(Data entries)

=======

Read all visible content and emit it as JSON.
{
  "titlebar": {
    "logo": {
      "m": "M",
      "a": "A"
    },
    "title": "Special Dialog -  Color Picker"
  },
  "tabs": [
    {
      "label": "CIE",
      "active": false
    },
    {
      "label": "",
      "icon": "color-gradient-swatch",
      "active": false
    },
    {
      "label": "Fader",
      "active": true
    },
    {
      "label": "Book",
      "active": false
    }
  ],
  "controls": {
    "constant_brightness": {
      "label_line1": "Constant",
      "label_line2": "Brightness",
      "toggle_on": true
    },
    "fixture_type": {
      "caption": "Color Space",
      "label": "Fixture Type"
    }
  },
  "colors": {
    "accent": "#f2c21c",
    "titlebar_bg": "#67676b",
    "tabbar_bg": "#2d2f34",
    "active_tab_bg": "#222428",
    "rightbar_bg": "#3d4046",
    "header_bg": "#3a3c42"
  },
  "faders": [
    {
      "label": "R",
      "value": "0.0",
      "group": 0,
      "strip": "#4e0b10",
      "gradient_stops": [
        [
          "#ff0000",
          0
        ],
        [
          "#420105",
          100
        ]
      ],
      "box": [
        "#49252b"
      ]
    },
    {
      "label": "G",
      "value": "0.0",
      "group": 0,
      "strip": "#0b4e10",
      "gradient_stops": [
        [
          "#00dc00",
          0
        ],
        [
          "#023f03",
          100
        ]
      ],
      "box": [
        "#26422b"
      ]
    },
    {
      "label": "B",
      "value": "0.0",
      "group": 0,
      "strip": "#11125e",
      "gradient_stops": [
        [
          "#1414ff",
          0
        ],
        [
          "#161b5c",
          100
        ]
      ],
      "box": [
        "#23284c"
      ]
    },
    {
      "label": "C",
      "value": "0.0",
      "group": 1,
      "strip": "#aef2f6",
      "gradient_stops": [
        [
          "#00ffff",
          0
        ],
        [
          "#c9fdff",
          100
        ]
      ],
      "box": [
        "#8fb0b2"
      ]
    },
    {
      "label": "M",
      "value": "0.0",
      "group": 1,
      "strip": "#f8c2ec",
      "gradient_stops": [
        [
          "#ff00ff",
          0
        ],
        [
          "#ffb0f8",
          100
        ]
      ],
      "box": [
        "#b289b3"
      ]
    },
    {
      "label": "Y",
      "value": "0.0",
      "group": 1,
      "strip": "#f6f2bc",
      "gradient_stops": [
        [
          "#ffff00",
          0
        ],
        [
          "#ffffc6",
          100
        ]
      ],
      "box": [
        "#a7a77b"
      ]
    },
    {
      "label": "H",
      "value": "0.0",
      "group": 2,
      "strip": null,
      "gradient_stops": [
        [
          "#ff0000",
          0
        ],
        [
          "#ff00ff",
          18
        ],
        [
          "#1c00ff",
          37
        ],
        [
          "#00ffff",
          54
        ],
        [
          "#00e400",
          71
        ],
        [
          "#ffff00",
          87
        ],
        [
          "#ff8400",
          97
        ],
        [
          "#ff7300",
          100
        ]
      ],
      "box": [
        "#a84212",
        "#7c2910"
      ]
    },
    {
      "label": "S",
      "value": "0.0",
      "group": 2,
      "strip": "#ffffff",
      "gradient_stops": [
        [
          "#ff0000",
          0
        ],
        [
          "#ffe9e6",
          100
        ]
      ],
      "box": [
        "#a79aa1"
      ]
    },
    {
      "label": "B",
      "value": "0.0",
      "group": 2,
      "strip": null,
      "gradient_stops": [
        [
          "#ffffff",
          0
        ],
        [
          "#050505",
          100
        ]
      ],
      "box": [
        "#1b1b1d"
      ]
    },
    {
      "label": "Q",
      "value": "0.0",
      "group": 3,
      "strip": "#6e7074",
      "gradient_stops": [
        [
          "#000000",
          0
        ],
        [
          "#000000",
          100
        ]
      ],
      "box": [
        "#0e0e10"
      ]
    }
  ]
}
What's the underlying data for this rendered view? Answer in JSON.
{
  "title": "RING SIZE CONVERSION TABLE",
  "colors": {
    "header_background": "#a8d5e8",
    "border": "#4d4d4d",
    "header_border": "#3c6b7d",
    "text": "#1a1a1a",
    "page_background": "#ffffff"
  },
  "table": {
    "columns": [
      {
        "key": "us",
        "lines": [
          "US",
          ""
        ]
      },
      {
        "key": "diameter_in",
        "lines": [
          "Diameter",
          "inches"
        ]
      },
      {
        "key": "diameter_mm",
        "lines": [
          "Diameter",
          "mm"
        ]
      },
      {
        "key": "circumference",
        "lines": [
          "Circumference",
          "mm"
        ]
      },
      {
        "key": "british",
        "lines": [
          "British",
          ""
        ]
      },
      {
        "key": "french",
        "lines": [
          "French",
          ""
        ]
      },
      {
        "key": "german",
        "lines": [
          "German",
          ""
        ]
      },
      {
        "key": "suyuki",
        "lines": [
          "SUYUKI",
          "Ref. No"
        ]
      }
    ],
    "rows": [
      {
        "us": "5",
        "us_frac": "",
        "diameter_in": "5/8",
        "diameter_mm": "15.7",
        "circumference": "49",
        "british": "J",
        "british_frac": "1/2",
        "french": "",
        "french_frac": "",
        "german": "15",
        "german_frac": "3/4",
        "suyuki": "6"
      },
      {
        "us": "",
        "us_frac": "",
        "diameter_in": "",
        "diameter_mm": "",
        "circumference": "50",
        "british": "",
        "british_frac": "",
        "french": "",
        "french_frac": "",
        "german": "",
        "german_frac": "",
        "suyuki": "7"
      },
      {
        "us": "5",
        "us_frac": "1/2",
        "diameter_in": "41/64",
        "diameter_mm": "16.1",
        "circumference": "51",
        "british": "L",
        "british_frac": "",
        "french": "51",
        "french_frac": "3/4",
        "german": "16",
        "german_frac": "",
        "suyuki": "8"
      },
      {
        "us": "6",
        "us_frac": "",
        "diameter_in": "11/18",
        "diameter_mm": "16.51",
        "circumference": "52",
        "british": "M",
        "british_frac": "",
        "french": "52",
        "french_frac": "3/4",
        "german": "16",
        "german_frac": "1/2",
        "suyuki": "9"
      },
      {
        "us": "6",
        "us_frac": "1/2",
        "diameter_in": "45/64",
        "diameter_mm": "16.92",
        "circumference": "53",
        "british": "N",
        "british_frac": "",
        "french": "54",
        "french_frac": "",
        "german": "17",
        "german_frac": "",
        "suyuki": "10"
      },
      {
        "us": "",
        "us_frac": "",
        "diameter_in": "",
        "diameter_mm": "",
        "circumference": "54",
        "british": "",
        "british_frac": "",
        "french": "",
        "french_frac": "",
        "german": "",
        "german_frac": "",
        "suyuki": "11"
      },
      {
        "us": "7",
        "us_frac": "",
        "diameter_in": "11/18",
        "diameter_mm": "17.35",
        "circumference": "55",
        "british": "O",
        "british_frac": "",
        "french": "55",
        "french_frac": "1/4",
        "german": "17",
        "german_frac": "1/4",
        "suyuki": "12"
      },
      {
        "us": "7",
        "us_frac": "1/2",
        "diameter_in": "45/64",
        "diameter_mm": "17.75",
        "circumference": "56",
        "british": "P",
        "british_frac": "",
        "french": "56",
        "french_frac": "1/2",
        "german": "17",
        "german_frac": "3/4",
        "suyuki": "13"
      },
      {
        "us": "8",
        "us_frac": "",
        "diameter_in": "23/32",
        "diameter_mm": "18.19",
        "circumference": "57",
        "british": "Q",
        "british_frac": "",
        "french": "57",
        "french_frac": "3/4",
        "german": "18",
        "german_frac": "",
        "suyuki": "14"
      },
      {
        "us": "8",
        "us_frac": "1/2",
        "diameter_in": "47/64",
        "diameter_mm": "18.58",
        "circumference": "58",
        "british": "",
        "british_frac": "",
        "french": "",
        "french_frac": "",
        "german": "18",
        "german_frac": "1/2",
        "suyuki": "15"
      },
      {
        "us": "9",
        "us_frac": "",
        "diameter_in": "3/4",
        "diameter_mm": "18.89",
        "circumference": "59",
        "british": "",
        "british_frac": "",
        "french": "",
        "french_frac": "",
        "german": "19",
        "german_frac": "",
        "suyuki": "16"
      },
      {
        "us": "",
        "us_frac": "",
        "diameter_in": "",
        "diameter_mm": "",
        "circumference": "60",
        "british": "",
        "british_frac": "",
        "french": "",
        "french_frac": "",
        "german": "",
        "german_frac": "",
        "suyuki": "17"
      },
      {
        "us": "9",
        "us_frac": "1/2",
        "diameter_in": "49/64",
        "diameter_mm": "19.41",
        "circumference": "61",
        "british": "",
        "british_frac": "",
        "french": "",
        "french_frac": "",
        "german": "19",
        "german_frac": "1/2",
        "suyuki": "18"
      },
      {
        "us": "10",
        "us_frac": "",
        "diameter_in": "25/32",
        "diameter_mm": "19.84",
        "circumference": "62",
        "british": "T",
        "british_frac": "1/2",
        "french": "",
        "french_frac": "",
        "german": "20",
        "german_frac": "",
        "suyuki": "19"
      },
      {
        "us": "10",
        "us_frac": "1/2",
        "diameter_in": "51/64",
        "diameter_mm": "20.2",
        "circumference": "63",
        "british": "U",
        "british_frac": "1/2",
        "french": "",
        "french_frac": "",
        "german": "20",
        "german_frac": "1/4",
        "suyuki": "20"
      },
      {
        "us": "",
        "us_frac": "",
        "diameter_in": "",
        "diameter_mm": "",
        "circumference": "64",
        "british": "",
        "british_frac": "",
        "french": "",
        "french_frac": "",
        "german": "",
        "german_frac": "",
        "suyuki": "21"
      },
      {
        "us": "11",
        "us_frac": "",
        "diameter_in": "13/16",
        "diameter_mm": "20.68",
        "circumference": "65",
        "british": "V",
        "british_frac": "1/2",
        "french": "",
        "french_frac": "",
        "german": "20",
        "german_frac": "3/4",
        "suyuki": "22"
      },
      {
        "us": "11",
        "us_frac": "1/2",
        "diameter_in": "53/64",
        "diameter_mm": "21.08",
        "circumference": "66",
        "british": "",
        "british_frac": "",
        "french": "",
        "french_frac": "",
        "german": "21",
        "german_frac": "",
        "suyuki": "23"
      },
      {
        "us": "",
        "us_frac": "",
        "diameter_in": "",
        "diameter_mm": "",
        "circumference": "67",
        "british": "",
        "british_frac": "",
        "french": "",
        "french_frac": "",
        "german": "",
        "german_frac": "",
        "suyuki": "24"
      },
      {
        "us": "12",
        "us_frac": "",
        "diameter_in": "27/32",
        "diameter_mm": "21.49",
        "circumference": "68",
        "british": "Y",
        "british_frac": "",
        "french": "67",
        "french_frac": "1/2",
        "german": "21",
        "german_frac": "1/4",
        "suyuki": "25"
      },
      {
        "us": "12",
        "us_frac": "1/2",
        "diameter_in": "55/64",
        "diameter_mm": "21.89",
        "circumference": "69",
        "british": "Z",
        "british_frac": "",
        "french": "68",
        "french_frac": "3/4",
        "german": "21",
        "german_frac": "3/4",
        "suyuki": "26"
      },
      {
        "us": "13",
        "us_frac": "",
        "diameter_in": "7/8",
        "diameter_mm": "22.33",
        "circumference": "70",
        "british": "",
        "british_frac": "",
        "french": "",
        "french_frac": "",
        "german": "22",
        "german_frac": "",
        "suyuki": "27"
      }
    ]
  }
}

=======

▶ [Required task]
Show every line from the entries above in which the word "JSON" appears.

▶ [Finished exercise]
Read all visible content and emit it as JSON.
What's the underlying data for this rendered view? Answer in JSON.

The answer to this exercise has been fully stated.